Given task → Collect every line of the records below that contains the word "ZipAtlas".

Entries provided →
◇ ◇ ◇ ◇ ◇ ◇ ◇

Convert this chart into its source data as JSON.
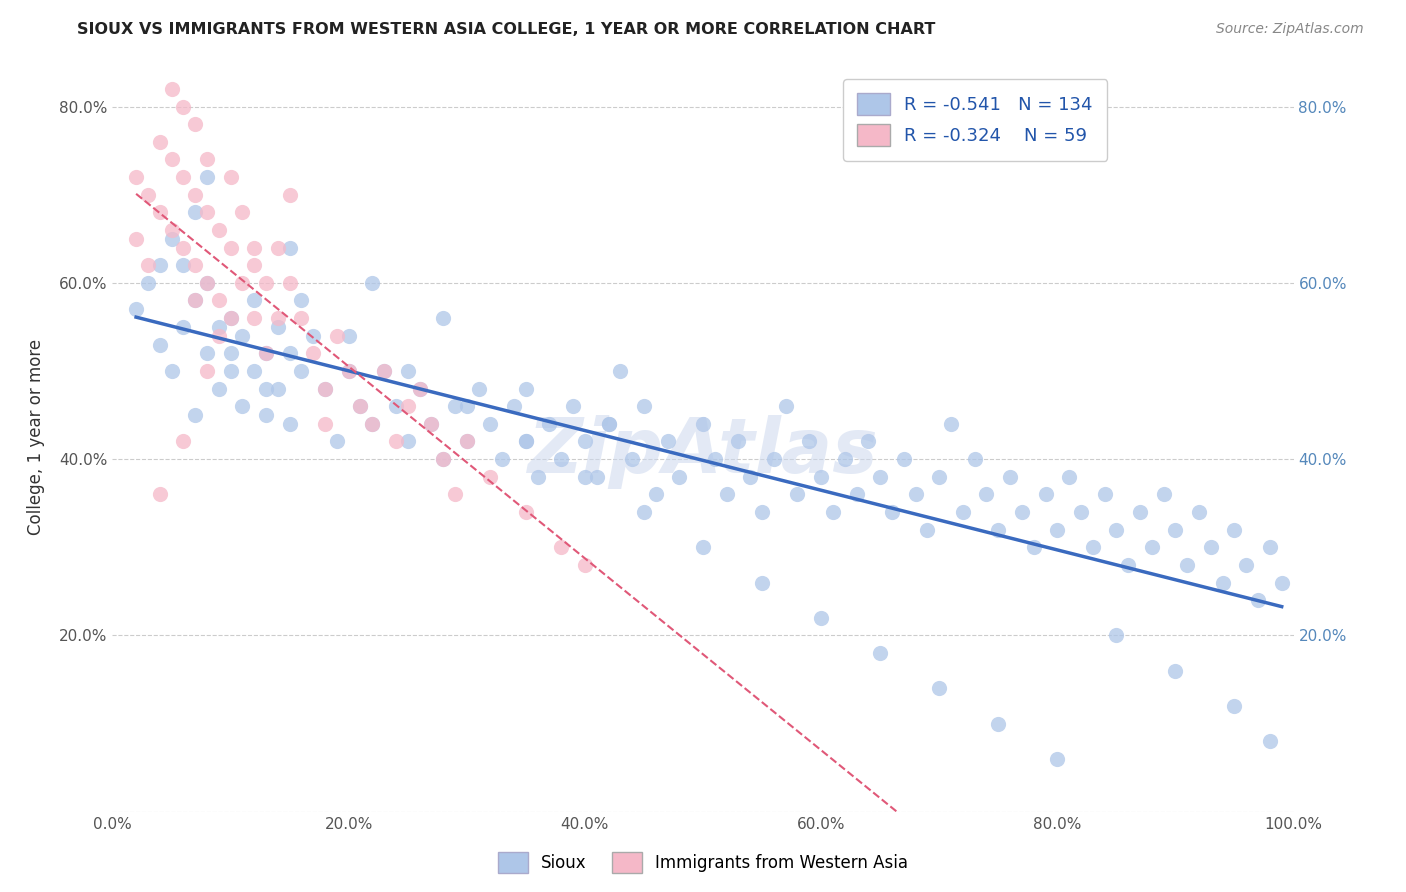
{
  "title": "SIOUX VS IMMIGRANTS FROM WESTERN ASIA COLLEGE, 1 YEAR OR MORE CORRELATION CHART",
  "source": "Source: ZipAtlas.com",
  "ylabel": "College, 1 year or more",
  "xlim": [
    0.0,
    1.0
  ],
  "ylim": [
    0.0,
    0.85
  ],
  "xticks": [
    0.0,
    0.2,
    0.4,
    0.6,
    0.8,
    1.0
  ],
  "yticks": [
    0.0,
    0.2,
    0.4,
    0.6,
    0.8
  ],
  "xtick_labels": [
    "0.0%",
    "20.0%",
    "40.0%",
    "60.0%",
    "80.0%",
    "100.0%"
  ],
  "ytick_labels": [
    "",
    "20.0%",
    "40.0%",
    "60.0%",
    "80.0%"
  ],
  "right_ytick_labels": [
    "",
    "20.0%",
    "40.0%",
    "60.0%",
    "80.0%"
  ],
  "legend_R1": "-0.541",
  "legend_N1": "134",
  "legend_R2": "-0.324",
  "legend_N2": "59",
  "blue_color": "#aec6e8",
  "pink_color": "#f5b8c8",
  "blue_line_color": "#3a6abf",
  "pink_line_color": "#e05878",
  "background_color": "#ffffff",
  "grid_color": "#cccccc",
  "watermark": "ZipAtlas",
  "blue_scatter_x": [
    0.02,
    0.03,
    0.04,
    0.05,
    0.05,
    0.06,
    0.06,
    0.07,
    0.07,
    0.08,
    0.08,
    0.09,
    0.09,
    0.1,
    0.1,
    0.11,
    0.11,
    0.12,
    0.12,
    0.13,
    0.13,
    0.14,
    0.14,
    0.15,
    0.15,
    0.16,
    0.17,
    0.18,
    0.19,
    0.2,
    0.21,
    0.22,
    0.23,
    0.24,
    0.25,
    0.26,
    0.27,
    0.28,
    0.29,
    0.3,
    0.31,
    0.32,
    0.33,
    0.34,
    0.35,
    0.36,
    0.37,
    0.38,
    0.39,
    0.4,
    0.41,
    0.42,
    0.43,
    0.44,
    0.45,
    0.46,
    0.47,
    0.48,
    0.5,
    0.51,
    0.52,
    0.53,
    0.54,
    0.55,
    0.56,
    0.57,
    0.58,
    0.59,
    0.6,
    0.61,
    0.62,
    0.63,
    0.64,
    0.65,
    0.66,
    0.67,
    0.68,
    0.69,
    0.7,
    0.71,
    0.72,
    0.73,
    0.74,
    0.75,
    0.76,
    0.77,
    0.78,
    0.79,
    0.8,
    0.81,
    0.82,
    0.83,
    0.84,
    0.85,
    0.86,
    0.87,
    0.88,
    0.89,
    0.9,
    0.91,
    0.92,
    0.93,
    0.94,
    0.95,
    0.96,
    0.97,
    0.98,
    0.99,
    0.04,
    0.07,
    0.1,
    0.13,
    0.16,
    0.2,
    0.25,
    0.3,
    0.35,
    0.4,
    0.45,
    0.5,
    0.55,
    0.6,
    0.65,
    0.7,
    0.75,
    0.8,
    0.85,
    0.9,
    0.95,
    0.98,
    0.08,
    0.15,
    0.22,
    0.28,
    0.35,
    0.42
  ],
  "blue_scatter_y": [
    0.57,
    0.6,
    0.53,
    0.65,
    0.5,
    0.62,
    0.55,
    0.58,
    0.45,
    0.6,
    0.52,
    0.55,
    0.48,
    0.56,
    0.5,
    0.54,
    0.46,
    0.58,
    0.5,
    0.52,
    0.45,
    0.55,
    0.48,
    0.52,
    0.44,
    0.5,
    0.54,
    0.48,
    0.42,
    0.5,
    0.46,
    0.44,
    0.5,
    0.46,
    0.42,
    0.48,
    0.44,
    0.4,
    0.46,
    0.42,
    0.48,
    0.44,
    0.4,
    0.46,
    0.42,
    0.38,
    0.44,
    0.4,
    0.46,
    0.42,
    0.38,
    0.44,
    0.5,
    0.4,
    0.46,
    0.36,
    0.42,
    0.38,
    0.44,
    0.4,
    0.36,
    0.42,
    0.38,
    0.34,
    0.4,
    0.46,
    0.36,
    0.42,
    0.38,
    0.34,
    0.4,
    0.36,
    0.42,
    0.38,
    0.34,
    0.4,
    0.36,
    0.32,
    0.38,
    0.44,
    0.34,
    0.4,
    0.36,
    0.32,
    0.38,
    0.34,
    0.3,
    0.36,
    0.32,
    0.38,
    0.34,
    0.3,
    0.36,
    0.32,
    0.28,
    0.34,
    0.3,
    0.36,
    0.32,
    0.28,
    0.34,
    0.3,
    0.26,
    0.32,
    0.28,
    0.24,
    0.3,
    0.26,
    0.62,
    0.68,
    0.52,
    0.48,
    0.58,
    0.54,
    0.5,
    0.46,
    0.42,
    0.38,
    0.34,
    0.3,
    0.26,
    0.22,
    0.18,
    0.14,
    0.1,
    0.06,
    0.2,
    0.16,
    0.12,
    0.08,
    0.72,
    0.64,
    0.6,
    0.56,
    0.48,
    0.44
  ],
  "pink_scatter_x": [
    0.02,
    0.02,
    0.03,
    0.03,
    0.04,
    0.04,
    0.05,
    0.05,
    0.06,
    0.06,
    0.06,
    0.07,
    0.07,
    0.07,
    0.08,
    0.08,
    0.08,
    0.09,
    0.09,
    0.1,
    0.1,
    0.11,
    0.11,
    0.12,
    0.12,
    0.13,
    0.13,
    0.14,
    0.14,
    0.15,
    0.16,
    0.17,
    0.18,
    0.19,
    0.2,
    0.21,
    0.22,
    0.23,
    0.24,
    0.25,
    0.26,
    0.27,
    0.28,
    0.29,
    0.3,
    0.32,
    0.35,
    0.38,
    0.4,
    0.18,
    0.1,
    0.07,
    0.05,
    0.08,
    0.12,
    0.15,
    0.06,
    0.04,
    0.09
  ],
  "pink_scatter_y": [
    0.72,
    0.65,
    0.7,
    0.62,
    0.76,
    0.68,
    0.74,
    0.66,
    0.72,
    0.64,
    0.8,
    0.7,
    0.62,
    0.78,
    0.68,
    0.6,
    0.74,
    0.66,
    0.58,
    0.64,
    0.72,
    0.6,
    0.68,
    0.56,
    0.64,
    0.6,
    0.52,
    0.56,
    0.64,
    0.6,
    0.56,
    0.52,
    0.48,
    0.54,
    0.5,
    0.46,
    0.44,
    0.5,
    0.42,
    0.46,
    0.48,
    0.44,
    0.4,
    0.36,
    0.42,
    0.38,
    0.34,
    0.3,
    0.28,
    0.44,
    0.56,
    0.58,
    0.82,
    0.5,
    0.62,
    0.7,
    0.42,
    0.36,
    0.54
  ]
}
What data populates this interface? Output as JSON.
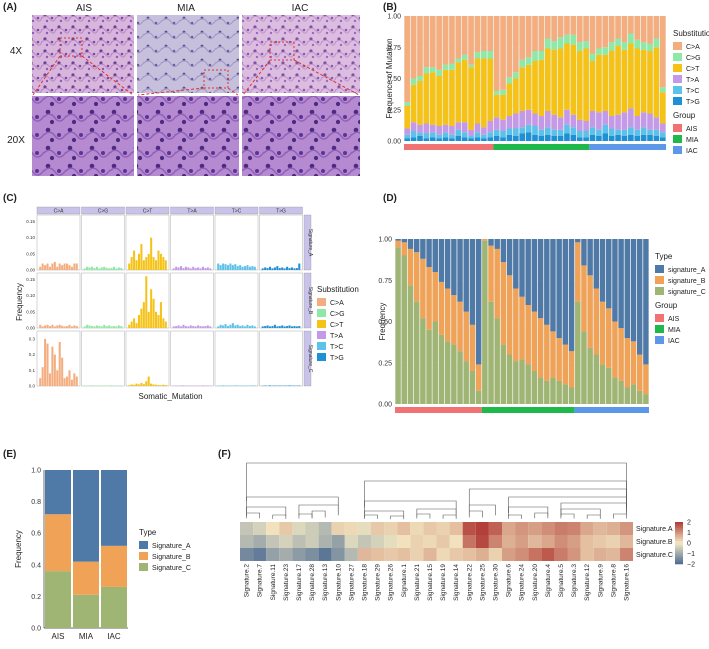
{
  "panels": {
    "A": {
      "label": "(A)",
      "columns": [
        "AIS",
        "MIA",
        "IAC"
      ],
      "rows": [
        "4X",
        "20X"
      ]
    },
    "B": {
      "label": "(B)"
    },
    "C": {
      "label": "(C)"
    },
    "D": {
      "label": "(D)"
    },
    "E": {
      "label": "(E)"
    },
    "F": {
      "label": "(F)"
    }
  },
  "colors": {
    "CA": "#f4ad7e",
    "CG": "#8ee8a6",
    "CT": "#f5c218",
    "TA": "#c49ae8",
    "TC": "#5cc2ea",
    "TG": "#1e90d6",
    "sigA": "#4f7aa8",
    "sigB": "#f0a257",
    "sigC": "#9fb574",
    "AIS": "#f07272",
    "MIA": "#1fb84b",
    "IAC": "#5d97e8"
  },
  "chart_data": [
    {
      "id": "B",
      "type": "bar",
      "stacked": true,
      "title": "",
      "xlabel": "",
      "ylabel": "Frequence of Mutation",
      "ylim": [
        0,
        1
      ],
      "yticks": [
        "0.00",
        "0.25",
        "0.50",
        "0.75",
        "1.00"
      ],
      "legend": {
        "title": "Substitution",
        "labels": [
          "C>A",
          "C>G",
          "C>T",
          "T>A",
          "T>C",
          "T>G"
        ]
      },
      "group_legend": {
        "title": "Group",
        "labels": [
          "AIS",
          "MIA",
          "IAC"
        ]
      },
      "groups": [
        {
          "name": "AIS",
          "count": 14
        },
        {
          "name": "MIA",
          "count": 15
        },
        {
          "name": "IAC",
          "count": 12
        }
      ],
      "series": [
        {
          "name": "T>G",
          "values": [
            0.02,
            0.03,
            0.04,
            0.02,
            0.03,
            0.02,
            0.03,
            0.02,
            0.04,
            0.03,
            0.02,
            0.03,
            0.02,
            0.03,
            0.04,
            0.03,
            0.05,
            0.04,
            0.06,
            0.07,
            0.05,
            0.04,
            0.05,
            0.04,
            0.04,
            0.06,
            0.05,
            0.03,
            0.03,
            0.05,
            0.04,
            0.06,
            0.04,
            0.05,
            0.04,
            0.05,
            0.04,
            0.05,
            0.05,
            0.04,
            0.03
          ]
        },
        {
          "name": "T>C",
          "values": [
            0.03,
            0.05,
            0.03,
            0.04,
            0.04,
            0.03,
            0.04,
            0.03,
            0.05,
            0.04,
            0.02,
            0.04,
            0.03,
            0.04,
            0.05,
            0.05,
            0.05,
            0.06,
            0.05,
            0.06,
            0.07,
            0.05,
            0.06,
            0.05,
            0.05,
            0.07,
            0.06,
            0.05,
            0.05,
            0.06,
            0.05,
            0.07,
            0.06,
            0.04,
            0.05,
            0.06,
            0.05,
            0.06,
            0.04,
            0.05,
            0.04
          ]
        },
        {
          "name": "T>A",
          "values": [
            0.05,
            0.07,
            0.06,
            0.08,
            0.06,
            0.07,
            0.06,
            0.07,
            0.06,
            0.08,
            0.05,
            0.07,
            0.06,
            0.09,
            0.1,
            0.09,
            0.1,
            0.12,
            0.13,
            0.12,
            0.1,
            0.11,
            0.13,
            0.12,
            0.1,
            0.12,
            0.1,
            0.09,
            0.08,
            0.13,
            0.14,
            0.11,
            0.1,
            0.12,
            0.14,
            0.15,
            0.11,
            0.12,
            0.13,
            0.1,
            0.07
          ]
        },
        {
          "name": "C>T",
          "values": [
            0.18,
            0.3,
            0.35,
            0.4,
            0.42,
            0.4,
            0.44,
            0.45,
            0.48,
            0.5,
            0.5,
            0.52,
            0.55,
            0.5,
            0.18,
            0.2,
            0.26,
            0.28,
            0.35,
            0.36,
            0.42,
            0.45,
            0.5,
            0.52,
            0.55,
            0.53,
            0.56,
            0.55,
            0.58,
            0.4,
            0.46,
            0.45,
            0.52,
            0.55,
            0.5,
            0.52,
            0.54,
            0.5,
            0.5,
            0.56,
            0.25
          ]
        },
        {
          "name": "C>G",
          "values": [
            0.03,
            0.05,
            0.04,
            0.05,
            0.04,
            0.05,
            0.04,
            0.05,
            0.03,
            0.04,
            0.02,
            0.05,
            0.06,
            0.06,
            0.03,
            0.04,
            0.05,
            0.05,
            0.06,
            0.06,
            0.08,
            0.07,
            0.08,
            0.07,
            0.09,
            0.07,
            0.08,
            0.07,
            0.06,
            0.06,
            0.05,
            0.06,
            0.07,
            0.06,
            0.06,
            0.08,
            0.07,
            0.06,
            0.06,
            0.07,
            0.04
          ]
        },
        {
          "name": "C>A",
          "values": [
            0.69,
            0.5,
            0.48,
            0.41,
            0.41,
            0.43,
            0.39,
            0.38,
            0.34,
            0.31,
            0.39,
            0.29,
            0.28,
            0.28,
            0.6,
            0.59,
            0.49,
            0.45,
            0.35,
            0.33,
            0.28,
            0.28,
            0.18,
            0.2,
            0.17,
            0.15,
            0.15,
            0.21,
            0.2,
            0.3,
            0.26,
            0.25,
            0.21,
            0.18,
            0.21,
            0.14,
            0.19,
            0.21,
            0.22,
            0.18,
            0.57
          ]
        }
      ]
    },
    {
      "id": "C",
      "type": "bar",
      "faceted": true,
      "xlabel": "Somatic_Mutation",
      "ylabel": "Frequency",
      "columns": [
        "C>A",
        "C>G",
        "C>T",
        "T>A",
        "T>C",
        "T>G"
      ],
      "rows": [
        "Signature_A",
        "Signature_B",
        "Signature_C"
      ],
      "row_yticks": [
        [
          "0.00",
          "0.05",
          "0.10",
          "0.15"
        ],
        [
          "0.00",
          "0.05",
          "0.10",
          "0.15"
        ],
        [
          "0.0",
          "0.1",
          "0.2",
          "0.3"
        ]
      ],
      "row_ymax": [
        0.17,
        0.17,
        0.35
      ],
      "legend": {
        "title": "Substitution",
        "labels": [
          "C>A",
          "C>G",
          "C>T",
          "T>A",
          "T>C",
          "T>G"
        ]
      },
      "bins": [
        [
          [
            0.01,
            0.02,
            0.015,
            0.02,
            0.01,
            0.02,
            0.025,
            0.01,
            0.02,
            0.015,
            0.02,
            0.02,
            0.015,
            0.01,
            0.02,
            0.02
          ],
          [
            0.005,
            0.01,
            0.008,
            0.01,
            0.006,
            0.01,
            0.005,
            0.008,
            0.01,
            0.007,
            0.005,
            0.006,
            0.01,
            0.005,
            0.008,
            0.006
          ],
          [
            0.02,
            0.04,
            0.06,
            0.03,
            0.05,
            0.08,
            0.03,
            0.04,
            0.05,
            0.1,
            0.04,
            0.03,
            0.06,
            0.05,
            0.04,
            0.03
          ],
          [
            0.005,
            0.01,
            0.008,
            0.012,
            0.006,
            0.01,
            0.008,
            0.005,
            0.01,
            0.006,
            0.008,
            0.005,
            0.01,
            0.006,
            0.008,
            0.005
          ],
          [
            0.02,
            0.015,
            0.02,
            0.018,
            0.015,
            0.02,
            0.015,
            0.018,
            0.012,
            0.015,
            0.01,
            0.012,
            0.015,
            0.01,
            0.012,
            0.01
          ],
          [
            0.005,
            0.008,
            0.006,
            0.01,
            0.005,
            0.008,
            0.012,
            0.006,
            0.008,
            0.005,
            0.01,
            0.006,
            0.008,
            0.005,
            0.006,
            0.02
          ]
        ],
        [
          [
            0.01,
            0.005,
            0.008,
            0.01,
            0.006,
            0.01,
            0.005,
            0.008,
            0.01,
            0.007,
            0.005,
            0.006,
            0.01,
            0.005,
            0.008,
            0.006
          ],
          [
            0.005,
            0.01,
            0.008,
            0.006,
            0.005,
            0.008,
            0.006,
            0.005,
            0.01,
            0.006,
            0.008,
            0.005,
            0.006,
            0.005,
            0.008,
            0.006
          ],
          [
            0.01,
            0.02,
            0.03,
            0.015,
            0.04,
            0.06,
            0.08,
            0.16,
            0.05,
            0.12,
            0.09,
            0.05,
            0.04,
            0.08,
            0.03,
            0.02
          ],
          [
            0.005,
            0.006,
            0.008,
            0.005,
            0.01,
            0.006,
            0.005,
            0.008,
            0.006,
            0.005,
            0.008,
            0.006,
            0.005,
            0.006,
            0.008,
            0.005
          ],
          [
            0.005,
            0.01,
            0.008,
            0.012,
            0.006,
            0.01,
            0.015,
            0.008,
            0.01,
            0.006,
            0.008,
            0.005,
            0.01,
            0.006,
            0.008,
            0.005
          ],
          [
            0.005,
            0.006,
            0.008,
            0.005,
            0.006,
            0.01,
            0.005,
            0.006,
            0.008,
            0.005,
            0.006,
            0.008,
            0.005,
            0.006,
            0.005,
            0.006
          ]
        ],
        [
          [
            0.05,
            0.12,
            0.3,
            0.27,
            0.08,
            0.25,
            0.2,
            0.1,
            0.28,
            0.18,
            0.05,
            0.06,
            0.1,
            0.04,
            0.08,
            0.06
          ],
          [
            0.002,
            0.003,
            0.002,
            0.004,
            0.002,
            0.003,
            0.002,
            0.003,
            0.002,
            0.003,
            0.002,
            0.004,
            0.002,
            0.003,
            0.002,
            0.003
          ],
          [
            0.005,
            0.01,
            0.008,
            0.015,
            0.01,
            0.02,
            0.012,
            0.03,
            0.06,
            0.015,
            0.01,
            0.008,
            0.006,
            0.005,
            0.008,
            0.006
          ],
          [
            0.002,
            0.003,
            0.002,
            0.003,
            0.004,
            0.002,
            0.003,
            0.002,
            0.003,
            0.002,
            0.003,
            0.002,
            0.004,
            0.002,
            0.003,
            0.002
          ],
          [
            0.003,
            0.002,
            0.004,
            0.003,
            0.002,
            0.003,
            0.002,
            0.004,
            0.003,
            0.002,
            0.003,
            0.002,
            0.003,
            0.002,
            0.004,
            0.003
          ],
          [
            0.002,
            0.003,
            0.002,
            0.004,
            0.002,
            0.003,
            0.002,
            0.003,
            0.002,
            0.003,
            0.002,
            0.004,
            0.002,
            0.003,
            0.002,
            0.003
          ]
        ]
      ]
    },
    {
      "id": "D",
      "type": "bar",
      "stacked": true,
      "xlabel": "",
      "ylabel": "Frequency",
      "ylim": [
        0,
        1
      ],
      "yticks": [
        "0.00",
        "0.25",
        "0.50",
        "0.75",
        "1.00"
      ],
      "legend": {
        "title": "Type",
        "labels": [
          "signature_A",
          "signature_B",
          "signature_C"
        ]
      },
      "group_legend": {
        "title": "Group",
        "labels": [
          "AIS",
          "MIA",
          "IAC"
        ]
      },
      "groups": [
        {
          "name": "AIS",
          "count": 14
        },
        {
          "name": "MIA",
          "count": 15
        },
        {
          "name": "IAC",
          "count": 12
        }
      ],
      "series": [
        {
          "name": "signature_C",
          "values": [
            0.95,
            0.9,
            0.72,
            0.62,
            0.52,
            0.45,
            0.5,
            0.42,
            0.38,
            0.36,
            0.32,
            0.26,
            0.2,
            0.08,
            0.99,
            0.62,
            0.52,
            0.36,
            0.3,
            0.26,
            0.27,
            0.24,
            0.2,
            0.16,
            0.14,
            0.16,
            0.14,
            0.12,
            0.1,
            0.62,
            0.44,
            0.34,
            0.3,
            0.24,
            0.22,
            0.16,
            0.14,
            0.1,
            0.12,
            0.08,
            0.06
          ]
        },
        {
          "name": "signature_B",
          "values": [
            0.04,
            0.08,
            0.22,
            0.3,
            0.36,
            0.38,
            0.3,
            0.32,
            0.32,
            0.3,
            0.3,
            0.3,
            0.28,
            0.16,
            0.01,
            0.34,
            0.42,
            0.5,
            0.48,
            0.44,
            0.38,
            0.36,
            0.36,
            0.36,
            0.34,
            0.28,
            0.26,
            0.24,
            0.22,
            0.36,
            0.4,
            0.44,
            0.4,
            0.38,
            0.36,
            0.34,
            0.32,
            0.3,
            0.26,
            0.22,
            0.18
          ]
        },
        {
          "name": "signature_A",
          "values": [
            0.01,
            0.02,
            0.06,
            0.08,
            0.12,
            0.17,
            0.2,
            0.26,
            0.3,
            0.34,
            0.38,
            0.44,
            0.52,
            0.76,
            0.0,
            0.04,
            0.06,
            0.14,
            0.22,
            0.3,
            0.35,
            0.4,
            0.44,
            0.48,
            0.52,
            0.56,
            0.6,
            0.64,
            0.68,
            0.02,
            0.16,
            0.22,
            0.3,
            0.38,
            0.42,
            0.5,
            0.54,
            0.6,
            0.62,
            0.7,
            0.76
          ]
        }
      ]
    },
    {
      "id": "E",
      "type": "bar",
      "stacked": true,
      "xlabel": "",
      "ylabel": "Frequency",
      "ylim": [
        0,
        1
      ],
      "yticks": [
        "0.0",
        "0.2",
        "0.4",
        "0.6",
        "0.8",
        "1.0"
      ],
      "categories": [
        "AIS",
        "MIA",
        "IAC"
      ],
      "legend": {
        "title": "Type",
        "labels": [
          "Signature_A",
          "Signature_B",
          "Signature_C"
        ]
      },
      "series": [
        {
          "name": "Signature_C",
          "values": [
            0.36,
            0.21,
            0.26
          ]
        },
        {
          "name": "Signature_B",
          "values": [
            0.36,
            0.21,
            0.26
          ]
        },
        {
          "name": "Signature_A",
          "values": [
            0.28,
            0.58,
            0.48
          ]
        }
      ]
    },
    {
      "id": "F",
      "type": "heatmap",
      "rows": [
        "Signature.A",
        "Signature.B",
        "Signature.C"
      ],
      "columns": [
        "Signature.2",
        "Signature.7",
        "Signature.11",
        "Signature.23",
        "Signature.17",
        "Signature.28",
        "Signature.13",
        "Signature.10",
        "Signature.27",
        "Signature.18",
        "Signature.29",
        "Signature.26",
        "Signature.1",
        "Signature.21",
        "Signature.15",
        "Signature.19",
        "Signature.14",
        "Signature.22",
        "Signature.25",
        "Signature.30",
        "Signature.6",
        "Signature.24",
        "Signature.20",
        "Signature.4",
        "Signature.5",
        "Signature.3",
        "Signature.12",
        "Signature.9",
        "Signature.8",
        "Signature.16"
      ],
      "colorbar_ticks": [
        "2",
        "1",
        "0",
        "−1",
        "−2"
      ],
      "colorbar_range": [
        -2,
        2
      ],
      "values": [
        [
          -0.6,
          -0.4,
          0.1,
          0.4,
          -0.3,
          -0.5,
          -0.8,
          0.3,
          0.2,
          -0.2,
          0.4,
          0.3,
          0.5,
          0.2,
          0.4,
          0.3,
          0.5,
          1.8,
          2.1,
          1.6,
          0.8,
          1.0,
          0.9,
          1.1,
          1.3,
          1.2,
          0.8,
          0.6,
          0.7,
          1.0
        ],
        [
          -0.8,
          -1.0,
          -0.6,
          -0.4,
          -0.7,
          -0.5,
          -0.9,
          -1.2,
          -0.3,
          -0.6,
          -0.4,
          -0.2,
          0.1,
          0.3,
          0.2,
          0.4,
          0.1,
          1.4,
          1.9,
          1.2,
          0.7,
          0.9,
          0.6,
          0.8,
          1.1,
          0.9,
          0.5,
          0.4,
          0.3,
          0.6
        ],
        [
          -1.6,
          -1.8,
          -1.2,
          -1.0,
          -1.3,
          -1.5,
          -1.9,
          -1.4,
          -0.8,
          0.6,
          0.5,
          0.4,
          0.5,
          0.3,
          0.6,
          0.2,
          0.4,
          0.5,
          0.7,
          0.3,
          0.9,
          1.1,
          1.4,
          1.7,
          1.3,
          1.0,
          0.5,
          0.7,
          0.6,
          1.2
        ]
      ]
    }
  ]
}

◇ ◇ ◇ ◇ ◇ ◇ ◇

Solution →
  "source": "Source: ZipAtlas.com",
  "watermark": "ZipAtlas",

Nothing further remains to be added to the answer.